Collection entries
###

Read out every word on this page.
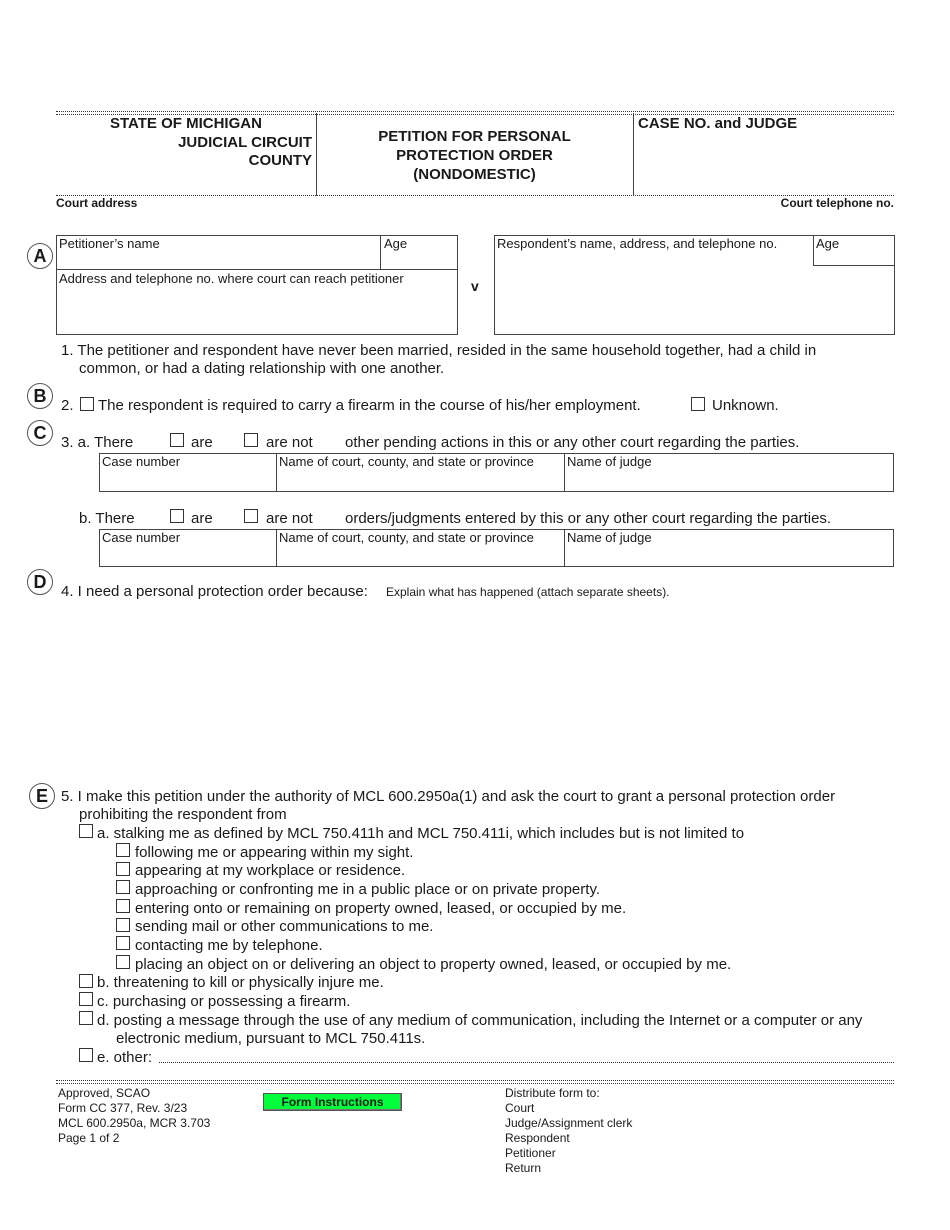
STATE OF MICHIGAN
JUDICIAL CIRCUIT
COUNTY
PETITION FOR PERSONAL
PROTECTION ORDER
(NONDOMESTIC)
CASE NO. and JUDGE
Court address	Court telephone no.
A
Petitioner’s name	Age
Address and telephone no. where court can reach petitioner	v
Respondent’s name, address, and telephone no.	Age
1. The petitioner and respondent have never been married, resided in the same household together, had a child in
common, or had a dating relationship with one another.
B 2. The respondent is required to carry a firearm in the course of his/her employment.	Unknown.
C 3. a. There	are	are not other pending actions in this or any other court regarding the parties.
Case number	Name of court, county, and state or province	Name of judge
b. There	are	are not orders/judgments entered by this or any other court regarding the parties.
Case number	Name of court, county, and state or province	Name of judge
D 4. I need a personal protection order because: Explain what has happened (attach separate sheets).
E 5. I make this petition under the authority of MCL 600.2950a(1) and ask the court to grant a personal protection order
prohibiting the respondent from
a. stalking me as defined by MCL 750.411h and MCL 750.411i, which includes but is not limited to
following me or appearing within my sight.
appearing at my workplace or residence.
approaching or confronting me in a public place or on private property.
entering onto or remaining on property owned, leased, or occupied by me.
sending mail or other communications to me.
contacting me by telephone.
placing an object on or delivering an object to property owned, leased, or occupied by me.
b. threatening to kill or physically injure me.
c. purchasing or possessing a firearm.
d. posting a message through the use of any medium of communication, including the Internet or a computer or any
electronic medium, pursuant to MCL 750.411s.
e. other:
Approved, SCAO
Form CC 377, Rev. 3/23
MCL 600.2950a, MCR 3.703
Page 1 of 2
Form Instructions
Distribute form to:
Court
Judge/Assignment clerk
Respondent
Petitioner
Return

###

• THE PROBLEM:
All of the entries above should be copied exactly, except for the pictures.

• SOLUTION TO THE EXERCISE:
Read out every word on this page.
STATE OF MICHIGAN
JUDICIAL CIRCUIT
COUNTY
PETITION FOR PERSONAL
PROTECTION ORDER
(NONDOMESTIC)
CASE NO. and JUDGE
Court address	Court telephone no.
A
Petitioner’s name	Age
Address and telephone no. where court can reach petitioner	v
Respondent’s name, address, and telephone no.	Age
1. The petitioner and respondent have never been married, resided in the same household together, had a child in
common, or had a dating relationship with one another.
B 2. The respondent is required to carry a firearm in the course of his/her employment.	Unknown.
C 3. a. There	are	are not other pending actions in this or any other court regarding the parties.
Case number	Name of court, county, and state or province	Name of judge
b. There	are	are not orders/judgments entered by this or any other court regarding the parties.
Case number	Name of court, county, and state or province	Name of judge
D 4. I need a personal protection order because: Explain what has happened (attach separate sheets).
E 5. I make this petition under the authority of MCL 600.2950a(1) and ask the court to grant a personal protection order
prohibiting the respondent from
a. stalking me as defined by MCL 750.411h and MCL 750.411i, which includes but is not limited to
following me or appearing within my sight.
appearing at my workplace or residence.
approaching or confronting me in a public place or on private property.
entering onto or remaining on property owned, leased, or occupied by me.
sending mail or other communications to me.
contacting me by telephone.
placing an object on or delivering an object to property owned, leased, or occupied by me.
b. threatening to kill or physically injure me.
c. purchasing or possessing a firearm.
d. posting a message through the use of any medium of communication, including the Internet or a computer or any
electronic medium, pursuant to MCL 750.411s.
e. other:
Approved, SCAO
Form CC 377, Rev. 3/23
MCL 600.2950a, MCR 3.703
Page 1 of 2
Form Instructions
Distribute form to:
Court
Judge/Assignment clerk
Respondent
Petitioner
Return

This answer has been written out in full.